[Saved entries]
--------------------------------------------------
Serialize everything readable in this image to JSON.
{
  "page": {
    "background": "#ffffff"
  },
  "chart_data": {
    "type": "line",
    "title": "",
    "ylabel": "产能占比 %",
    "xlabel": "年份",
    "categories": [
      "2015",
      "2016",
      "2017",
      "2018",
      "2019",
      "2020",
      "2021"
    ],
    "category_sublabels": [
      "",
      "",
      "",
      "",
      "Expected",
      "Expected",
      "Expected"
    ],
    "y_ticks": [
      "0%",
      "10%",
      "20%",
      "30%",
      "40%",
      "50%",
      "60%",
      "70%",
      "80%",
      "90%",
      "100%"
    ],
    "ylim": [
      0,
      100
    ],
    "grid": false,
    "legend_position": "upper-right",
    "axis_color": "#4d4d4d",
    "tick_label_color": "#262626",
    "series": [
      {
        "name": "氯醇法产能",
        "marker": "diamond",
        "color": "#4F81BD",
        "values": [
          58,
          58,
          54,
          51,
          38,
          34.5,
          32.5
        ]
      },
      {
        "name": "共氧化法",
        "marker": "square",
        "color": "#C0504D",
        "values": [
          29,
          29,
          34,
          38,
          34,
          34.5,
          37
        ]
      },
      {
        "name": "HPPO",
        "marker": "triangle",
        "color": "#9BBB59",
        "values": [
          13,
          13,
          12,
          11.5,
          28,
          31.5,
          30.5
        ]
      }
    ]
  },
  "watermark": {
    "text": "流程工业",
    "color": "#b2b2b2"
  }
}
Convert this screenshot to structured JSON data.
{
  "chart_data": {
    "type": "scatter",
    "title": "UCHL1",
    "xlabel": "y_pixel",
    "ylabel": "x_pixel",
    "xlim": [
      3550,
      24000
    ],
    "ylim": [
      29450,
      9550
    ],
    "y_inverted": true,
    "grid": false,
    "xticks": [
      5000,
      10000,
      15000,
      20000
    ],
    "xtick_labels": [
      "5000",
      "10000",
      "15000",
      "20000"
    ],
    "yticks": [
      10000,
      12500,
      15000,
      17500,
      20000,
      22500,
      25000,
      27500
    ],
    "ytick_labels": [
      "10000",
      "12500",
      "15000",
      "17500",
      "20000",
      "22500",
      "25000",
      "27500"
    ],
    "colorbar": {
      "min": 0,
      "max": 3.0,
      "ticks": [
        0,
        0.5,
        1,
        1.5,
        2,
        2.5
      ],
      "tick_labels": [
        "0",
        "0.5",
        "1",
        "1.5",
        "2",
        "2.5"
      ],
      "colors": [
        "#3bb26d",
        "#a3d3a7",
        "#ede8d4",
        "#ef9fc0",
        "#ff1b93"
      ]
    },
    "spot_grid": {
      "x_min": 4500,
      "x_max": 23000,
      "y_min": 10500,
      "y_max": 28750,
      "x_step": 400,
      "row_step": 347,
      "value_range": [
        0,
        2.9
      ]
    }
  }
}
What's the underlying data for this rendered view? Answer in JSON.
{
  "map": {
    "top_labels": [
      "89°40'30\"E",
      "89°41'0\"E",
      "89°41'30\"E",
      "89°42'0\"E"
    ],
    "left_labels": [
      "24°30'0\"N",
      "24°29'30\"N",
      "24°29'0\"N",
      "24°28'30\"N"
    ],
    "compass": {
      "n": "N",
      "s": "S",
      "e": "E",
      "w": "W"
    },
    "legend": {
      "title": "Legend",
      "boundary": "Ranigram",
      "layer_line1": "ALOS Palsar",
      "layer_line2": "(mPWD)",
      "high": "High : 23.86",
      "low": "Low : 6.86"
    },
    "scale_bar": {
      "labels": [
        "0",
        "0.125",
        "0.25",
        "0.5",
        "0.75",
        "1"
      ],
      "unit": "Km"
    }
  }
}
--------------------------------------------------
REQUIRED TASK
Give all the entries again exactly; leave none out.

FULL SOLUTION
Serialize everything readable in this image to JSON.
{
  "page": {
    "background": "#ffffff"
  },
  "chart_data": {
    "type": "line",
    "title": "",
    "ylabel": "产能占比 %",
    "xlabel": "年份",
    "categories": [
      "2015",
      "2016",
      "2017",
      "2018",
      "2019",
      "2020",
      "2021"
    ],
    "category_sublabels": [
      "",
      "",
      "",
      "",
      "Expected",
      "Expected",
      "Expected"
    ],
    "y_ticks": [
      "0%",
      "10%",
      "20%",
      "30%",
      "40%",
      "50%",
      "60%",
      "70%",
      "80%",
      "90%",
      "100%"
    ],
    "ylim": [
      0,
      100
    ],
    "grid": false,
    "legend_position": "upper-right",
    "axis_color": "#4d4d4d",
    "tick_label_color": "#262626",
    "series": [
      {
        "name": "氯醇法产能",
        "marker": "diamond",
        "color": "#4F81BD",
        "values": [
          58,
          58,
          54,
          51,
          38,
          34.5,
          32.5
        ]
      },
      {
        "name": "共氧化法",
        "marker": "square",
        "color": "#C0504D",
        "values": [
          29,
          29,
          34,
          38,
          34,
          34.5,
          37
        ]
      },
      {
        "name": "HPPO",
        "marker": "triangle",
        "color": "#9BBB59",
        "values": [
          13,
          13,
          12,
          11.5,
          28,
          31.5,
          30.5
        ]
      }
    ]
  },
  "watermark": {
    "text": "流程工业",
    "color": "#b2b2b2"
  }
}
Convert this screenshot to structured JSON data.
{
  "chart_data": {
    "type": "scatter",
    "title": "UCHL1",
    "xlabel": "y_pixel",
    "ylabel": "x_pixel",
    "xlim": [
      3550,
      24000
    ],
    "ylim": [
      29450,
      9550
    ],
    "y_inverted": true,
    "grid": false,
    "xticks": [
      5000,
      10000,
      15000,
      20000
    ],
    "xtick_labels": [
      "5000",
      "10000",
      "15000",
      "20000"
    ],
    "yticks": [
      10000,
      12500,
      15000,
      17500,
      20000,
      22500,
      25000,
      27500
    ],
    "ytick_labels": [
      "10000",
      "12500",
      "15000",
      "17500",
      "20000",
      "22500",
      "25000",
      "27500"
    ],
    "colorbar": {
      "min": 0,
      "max": 3.0,
      "ticks": [
        0,
        0.5,
        1,
        1.5,
        2,
        2.5
      ],
      "tick_labels": [
        "0",
        "0.5",
        "1",
        "1.5",
        "2",
        "2.5"
      ],
      "colors": [
        "#3bb26d",
        "#a3d3a7",
        "#ede8d4",
        "#ef9fc0",
        "#ff1b93"
      ]
    },
    "spot_grid": {
      "x_min": 4500,
      "x_max": 23000,
      "y_min": 10500,
      "y_max": 28750,
      "x_step": 400,
      "row_step": 347,
      "value_range": [
        0,
        2.9
      ]
    }
  }
}
What's the underlying data for this rendered view? Answer in JSON.
{
  "map": {
    "top_labels": [
      "89°40'30\"E",
      "89°41'0\"E",
      "89°41'30\"E",
      "89°42'0\"E"
    ],
    "left_labels": [
      "24°30'0\"N",
      "24°29'30\"N",
      "24°29'0\"N",
      "24°28'30\"N"
    ],
    "compass": {
      "n": "N",
      "s": "S",
      "e": "E",
      "w": "W"
    },
    "legend": {
      "title": "Legend",
      "boundary": "Ranigram",
      "layer_line1": "ALOS Palsar",
      "layer_line2": "(mPWD)",
      "high": "High : 23.86",
      "low": "Low : 6.86"
    },
    "scale_bar": {
      "labels": [
        "0",
        "0.125",
        "0.25",
        "0.5",
        "0.75",
        "1"
      ],
      "unit": "Km"
    }
  }
}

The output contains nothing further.